THE PROBLEM: Set down each line of the material that follows, exactly, with no pictures.

DATASET ROWS:
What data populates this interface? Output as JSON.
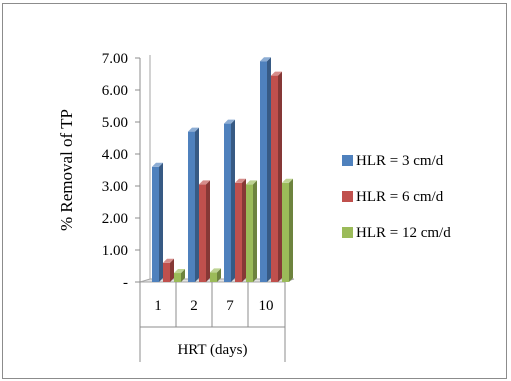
{
  "chart_data": {
    "type": "bar",
    "categories": [
      "1",
      "2",
      "7",
      "10"
    ],
    "category_group_label": "HRT (days)",
    "ylabel": "% Removal of TP",
    "ylim": [
      0,
      7
    ],
    "yticks": [
      "-",
      "1.00",
      "2.00",
      "3.00",
      "4.00",
      "5.00",
      "6.00",
      "7.00"
    ],
    "grid": false,
    "legend_position": "right",
    "series": [
      {
        "name": "HLR = 3 cm/d",
        "color": "#4f81bd",
        "values": [
          3.6,
          4.7,
          4.95,
          6.9
        ]
      },
      {
        "name": "HLR = 6 cm/d",
        "color": "#c0504d",
        "values": [
          0.6,
          3.05,
          3.1,
          6.45
        ]
      },
      {
        "name": "HLR = 12 cm/d",
        "color": "#9bbb59",
        "values": [
          0.28,
          0.3,
          3.05,
          3.1
        ]
      }
    ]
  }
}
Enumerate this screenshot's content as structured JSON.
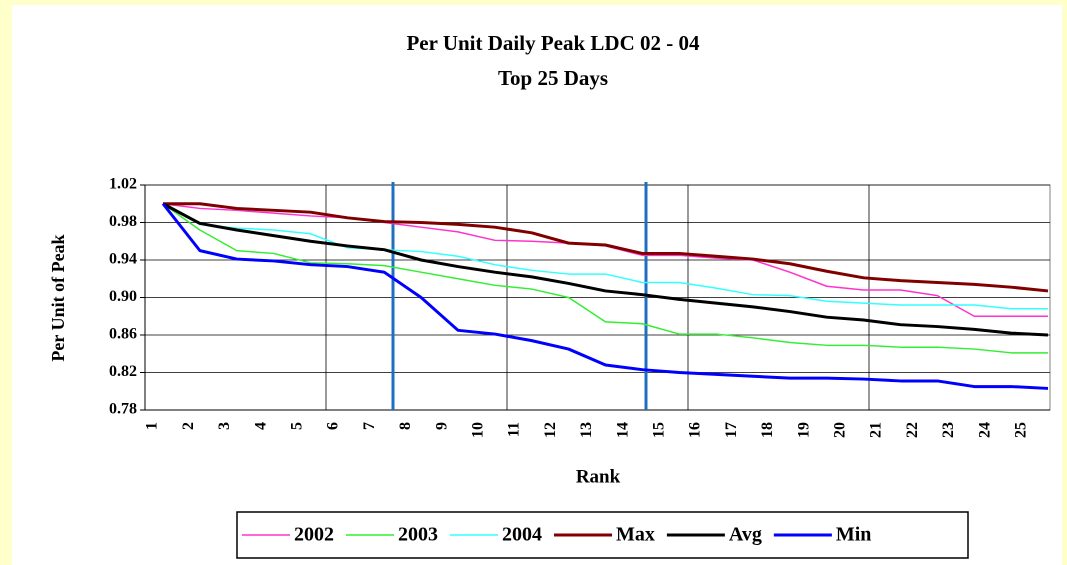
{
  "chart_data": {
    "type": "line",
    "title": "Per Unit Daily Peak LDC 02 - 04",
    "subtitle": "Top 25 Days",
    "x_label": "Rank",
    "y_label": "Per Unit of Peak",
    "categories": [
      "1",
      "2",
      "3",
      "4",
      "5",
      "6",
      "7",
      "8",
      "9",
      "10",
      "11",
      "12",
      "13",
      "14",
      "15",
      "16",
      "17",
      "18",
      "19",
      "20",
      "21",
      "22",
      "23",
      "24",
      "25"
    ],
    "series": [
      {
        "name": "2002",
        "color": "#ff33cc",
        "values": [
          1.0,
          0.995,
          0.993,
          0.99,
          0.987,
          0.985,
          0.98,
          0.975,
          0.97,
          0.961,
          0.96,
          0.958,
          0.955,
          0.945,
          0.945,
          0.942,
          0.94,
          0.927,
          0.912,
          0.908,
          0.908,
          0.902,
          0.88,
          0.88,
          0.88
        ]
      },
      {
        "name": "2003",
        "color": "#33ee33",
        "values": [
          1.0,
          0.972,
          0.95,
          0.947,
          0.937,
          0.936,
          0.934,
          0.927,
          0.92,
          0.913,
          0.909,
          0.9,
          0.874,
          0.872,
          0.861,
          0.861,
          0.857,
          0.852,
          0.849,
          0.849,
          0.847,
          0.847,
          0.845,
          0.841,
          0.841
        ]
      },
      {
        "name": "2004",
        "color": "#33ffff",
        "values": [
          1.0,
          0.978,
          0.974,
          0.972,
          0.968,
          0.953,
          0.951,
          0.949,
          0.944,
          0.935,
          0.929,
          0.925,
          0.925,
          0.916,
          0.916,
          0.91,
          0.903,
          0.902,
          0.896,
          0.894,
          0.892,
          0.892,
          0.892,
          0.888,
          0.888
        ]
      },
      {
        "name": "Max",
        "color": "#800000",
        "values": [
          1.0,
          1.0,
          0.995,
          0.993,
          0.991,
          0.985,
          0.981,
          0.98,
          0.978,
          0.975,
          0.969,
          0.958,
          0.956,
          0.947,
          0.947,
          0.944,
          0.941,
          0.936,
          0.928,
          0.921,
          0.918,
          0.916,
          0.914,
          0.911,
          0.907
        ]
      },
      {
        "name": "Avg",
        "color": "#000000",
        "values": [
          1.0,
          0.979,
          0.972,
          0.966,
          0.96,
          0.955,
          0.951,
          0.94,
          0.933,
          0.927,
          0.922,
          0.915,
          0.907,
          0.903,
          0.898,
          0.894,
          0.89,
          0.885,
          0.879,
          0.876,
          0.871,
          0.869,
          0.866,
          0.862,
          0.86
        ]
      },
      {
        "name": "Min",
        "color": "#0000ff",
        "values": [
          1.0,
          0.95,
          0.941,
          0.939,
          0.935,
          0.933,
          0.927,
          0.9,
          0.865,
          0.861,
          0.854,
          0.845,
          0.828,
          0.823,
          0.82,
          0.818,
          0.816,
          0.814,
          0.814,
          0.813,
          0.811,
          0.811,
          0.805,
          0.805,
          0.803
        ]
      }
    ],
    "ylim": [
      0.78,
      1.02
    ],
    "yticks": [
      0.78,
      0.82,
      0.86,
      {
        "value": 0.9,
        "label": "0.90"
      },
      0.94,
      0.98,
      1.02
    ],
    "grid": true,
    "legend": "bottom"
  }
}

TASK SOLUTION:
What data populates this interface? Output as JSON.
{
  "chart_data": {
    "type": "bar",
    "categories": [
      "1",
      "2",
      "7",
      "10"
    ],
    "category_group_label": "HRT (days)",
    "ylabel": "% Removal of TP",
    "ylim": [
      0,
      7
    ],
    "yticks": [
      "-",
      "1.00",
      "2.00",
      "3.00",
      "4.00",
      "5.00",
      "6.00",
      "7.00"
    ],
    "grid": false,
    "legend_position": "right",
    "series": [
      {
        "name": "HLR = 3 cm/d",
        "color": "#4f81bd",
        "values": [
          3.6,
          4.7,
          4.95,
          6.9
        ]
      },
      {
        "name": "HLR = 6 cm/d",
        "color": "#c0504d",
        "values": [
          0.6,
          3.05,
          3.1,
          6.45
        ]
      },
      {
        "name": "HLR = 12 cm/d",
        "color": "#9bbb59",
        "values": [
          0.28,
          0.3,
          3.05,
          3.1
        ]
      }
    ]
  }
}
Enumerate this screenshot's content as structured JSON.
{
  "chart_data": {
    "type": "line",
    "title": "Per Unit Daily Peak LDC 02 - 04",
    "subtitle": "Top 25 Days",
    "x_label": "Rank",
    "y_label": "Per Unit of Peak",
    "categories": [
      "1",
      "2",
      "3",
      "4",
      "5",
      "6",
      "7",
      "8",
      "9",
      "10",
      "11",
      "12",
      "13",
      "14",
      "15",
      "16",
      "17",
      "18",
      "19",
      "20",
      "21",
      "22",
      "23",
      "24",
      "25"
    ],
    "series": [
      {
        "name": "2002",
        "color": "#ff33cc",
        "values": [
          1.0,
          0.995,
          0.993,
          0.99,
          0.987,
          0.985,
          0.98,
          0.975,
          0.97,
          0.961,
          0.96,
          0.958,
          0.955,
          0.945,
          0.945,
          0.942,
          0.94,
          0.927,
          0.912,
          0.908,
          0.908,
          0.902,
          0.88,
          0.88,
          0.88
        ]
      },
      {
        "name": "2003",
        "color": "#33ee33",
        "values": [
          1.0,
          0.972,
          0.95,
          0.947,
          0.937,
          0.936,
          0.934,
          0.927,
          0.92,
          0.913,
          0.909,
          0.9,
          0.874,
          0.872,
          0.861,
          0.861,
          0.857,
          0.852,
          0.849,
          0.849,
          0.847,
          0.847,
          0.845,
          0.841,
          0.841
        ]
      },
      {
        "name": "2004",
        "color": "#33ffff",
        "values": [
          1.0,
          0.978,
          0.974,
          0.972,
          0.968,
          0.953,
          0.951,
          0.949,
          0.944,
          0.935,
          0.929,
          0.925,
          0.925,
          0.916,
          0.916,
          0.91,
          0.903,
          0.902,
          0.896,
          0.894,
          0.892,
          0.892,
          0.892,
          0.888,
          0.888
        ]
      },
      {
        "name": "Max",
        "color": "#800000",
        "values": [
          1.0,
          1.0,
          0.995,
          0.993,
          0.991,
          0.985,
          0.981,
          0.98,
          0.978,
          0.975,
          0.969,
          0.958,
          0.956,
          0.947,
          0.947,
          0.944,
          0.941,
          0.936,
          0.928,
          0.921,
          0.918,
          0.916,
          0.914,
          0.911,
          0.907
        ]
      },
      {
        "name": "Avg",
        "color": "#000000",
        "values": [
          1.0,
          0.979,
          0.972,
          0.966,
          0.96,
          0.955,
          0.951,
          0.94,
          0.933,
          0.927,
          0.922,
          0.915,
          0.907,
          0.903,
          0.898,
          0.894,
          0.89,
          0.885,
          0.879,
          0.876,
          0.871,
          0.869,
          0.866,
          0.862,
          0.86
        ]
      },
      {
        "name": "Min",
        "color": "#0000ff",
        "values": [
          1.0,
          0.95,
          0.941,
          0.939,
          0.935,
          0.933,
          0.927,
          0.9,
          0.865,
          0.861,
          0.854,
          0.845,
          0.828,
          0.823,
          0.82,
          0.818,
          0.816,
          0.814,
          0.814,
          0.813,
          0.811,
          0.811,
          0.805,
          0.805,
          0.803
        ]
      }
    ],
    "ylim": [
      0.78,
      1.02
    ],
    "yticks": [
      0.78,
      0.82,
      0.86,
      {
        "value": 0.9,
        "label": "0.90"
      },
      0.94,
      0.98,
      1.02
    ],
    "grid": true,
    "legend": "bottom"
  }
}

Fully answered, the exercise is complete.